### Problem requirements:
Each entry below must be repeated exactly, with pictures left out.

+++ Task inputs

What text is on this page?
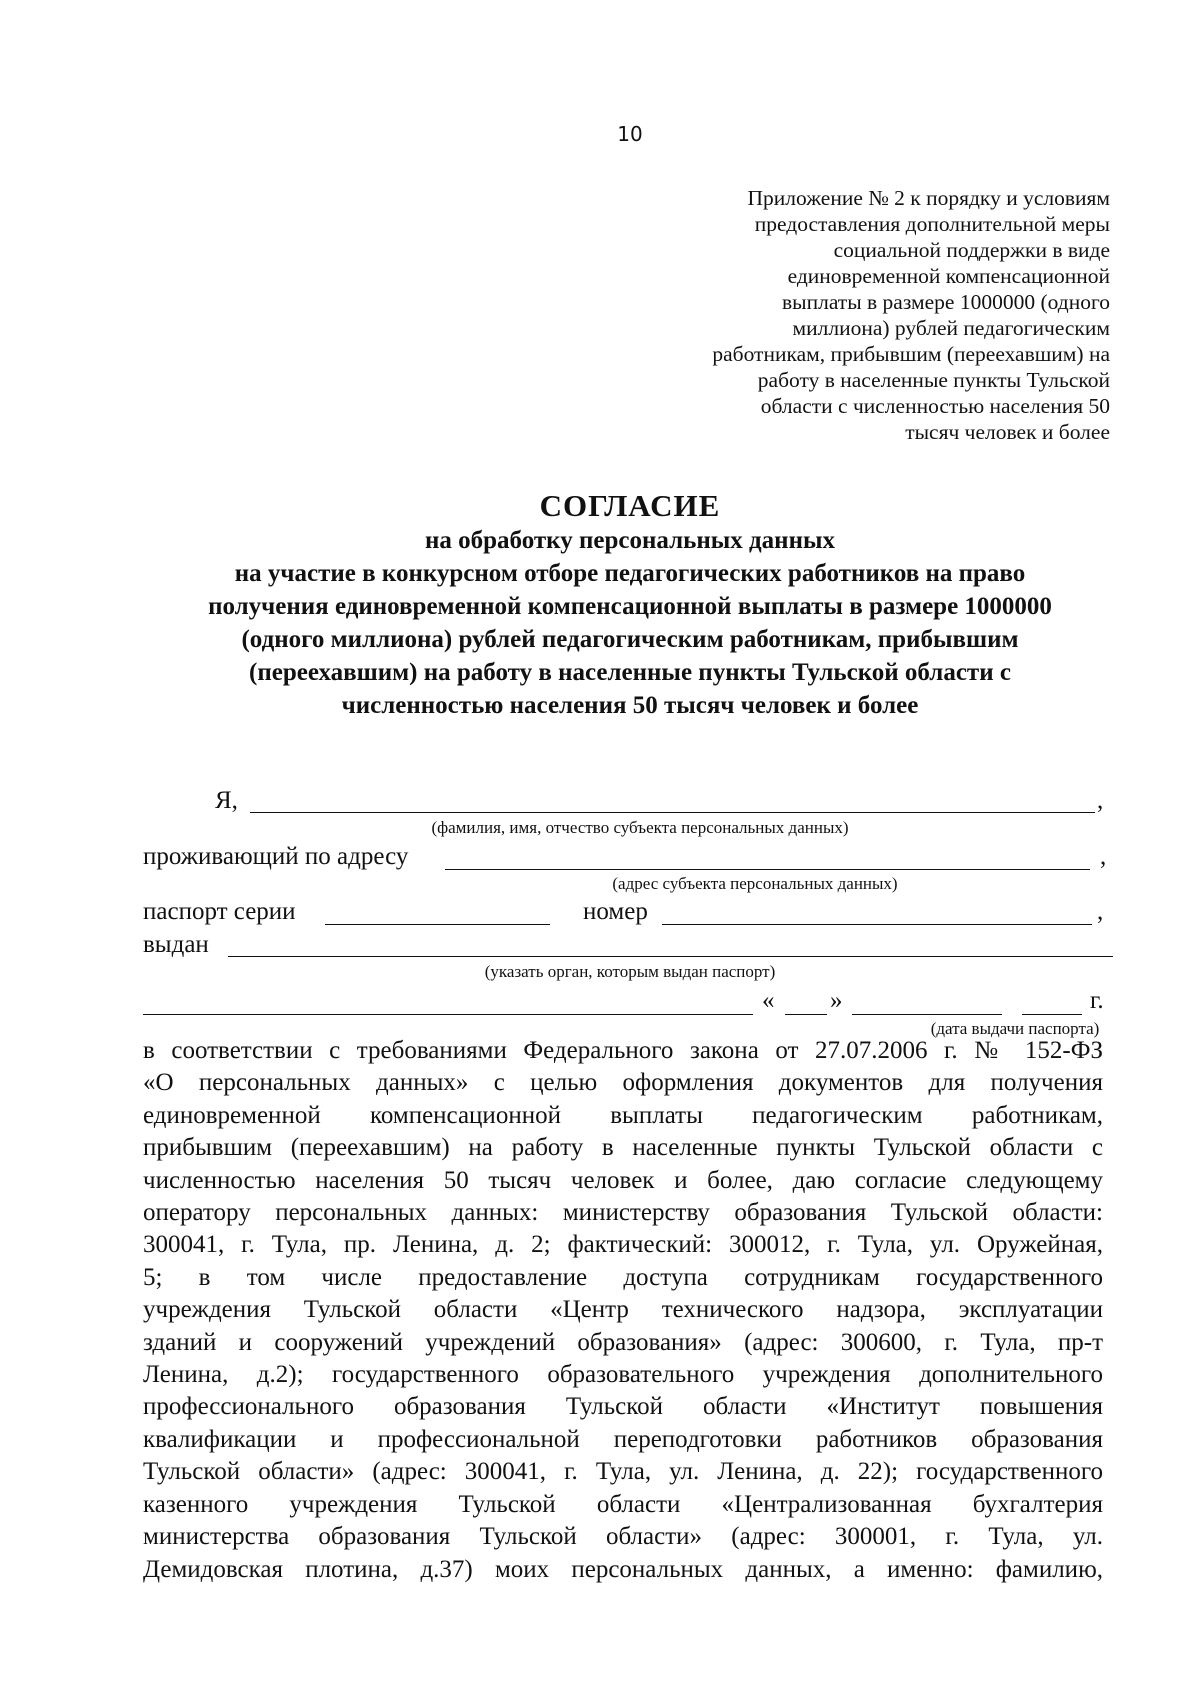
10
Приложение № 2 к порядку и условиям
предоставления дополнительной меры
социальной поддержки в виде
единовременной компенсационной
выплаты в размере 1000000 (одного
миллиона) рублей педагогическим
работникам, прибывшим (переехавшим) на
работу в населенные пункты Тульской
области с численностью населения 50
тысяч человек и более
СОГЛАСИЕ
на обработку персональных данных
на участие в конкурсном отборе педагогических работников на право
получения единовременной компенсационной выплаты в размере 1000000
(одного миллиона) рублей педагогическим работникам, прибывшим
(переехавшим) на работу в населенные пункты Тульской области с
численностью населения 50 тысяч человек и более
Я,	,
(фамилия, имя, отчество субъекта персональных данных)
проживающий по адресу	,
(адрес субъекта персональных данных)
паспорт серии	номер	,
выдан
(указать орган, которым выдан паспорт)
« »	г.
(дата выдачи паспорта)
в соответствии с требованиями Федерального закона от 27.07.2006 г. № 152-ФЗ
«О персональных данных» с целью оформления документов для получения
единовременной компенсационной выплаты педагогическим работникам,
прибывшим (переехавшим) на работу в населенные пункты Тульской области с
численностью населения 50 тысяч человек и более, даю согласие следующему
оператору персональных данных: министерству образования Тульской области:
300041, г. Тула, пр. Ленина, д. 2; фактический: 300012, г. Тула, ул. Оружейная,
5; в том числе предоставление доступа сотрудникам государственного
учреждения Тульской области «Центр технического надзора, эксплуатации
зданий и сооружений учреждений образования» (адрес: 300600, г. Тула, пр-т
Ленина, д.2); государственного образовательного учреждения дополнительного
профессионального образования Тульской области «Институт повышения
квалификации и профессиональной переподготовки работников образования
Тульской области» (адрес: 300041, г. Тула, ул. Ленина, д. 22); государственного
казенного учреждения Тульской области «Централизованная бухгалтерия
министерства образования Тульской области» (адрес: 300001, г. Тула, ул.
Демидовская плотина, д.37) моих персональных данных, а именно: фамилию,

++++++

### Response to this exercise:
What text is on this page?
10
Приложение № 2 к порядку и условиям
предоставления дополнительной меры
социальной поддержки в виде
единовременной компенсационной
выплаты в размере 1000000 (одного
миллиона) рублей педагогическим
работникам, прибывшим (переехавшим) на
работу в населенные пункты Тульской
области с численностью населения 50
тысяч человек и более
СОГЛАСИЕ
на обработку персональных данных
на участие в конкурсном отборе педагогических работников на право
получения единовременной компенсационной выплаты в размере 1000000
(одного миллиона) рублей педагогическим работникам, прибывшим
(переехавшим) на работу в населенные пункты Тульской области с
численностью населения 50 тысяч человек и более
Я,	,
(фамилия, имя, отчество субъекта персональных данных)
проживающий по адресу	,
(адрес субъекта персональных данных)
паспорт серии	номер	,
выдан
(указать орган, которым выдан паспорт)
« »	г.
(дата выдачи паспорта)
в соответствии с требованиями Федерального закона от 27.07.2006 г. № 152-ФЗ
«О персональных данных» с целью оформления документов для получения
единовременной компенсационной выплаты педагогическим работникам,
прибывшим (переехавшим) на работу в населенные пункты Тульской области с
численностью населения 50 тысяч человек и более, даю согласие следующему
оператору персональных данных: министерству образования Тульской области:
300041, г. Тула, пр. Ленина, д. 2; фактический: 300012, г. Тула, ул. Оружейная,
5; в том числе предоставление доступа сотрудникам государственного
учреждения Тульской области «Центр технического надзора, эксплуатации
зданий и сооружений учреждений образования» (адрес: 300600, г. Тула, пр-т
Ленина, д.2); государственного образовательного учреждения дополнительного
профессионального образования Тульской области «Институт повышения
квалификации и профессиональной переподготовки работников образования
Тульской области» (адрес: 300041, г. Тула, ул. Ленина, д. 22); государственного
казенного учреждения Тульской области «Централизованная бухгалтерия
министерства образования Тульской области» (адрес: 300001, г. Тула, ул.
Демидовская плотина, д.37) моих персональных данных, а именно: фамилию,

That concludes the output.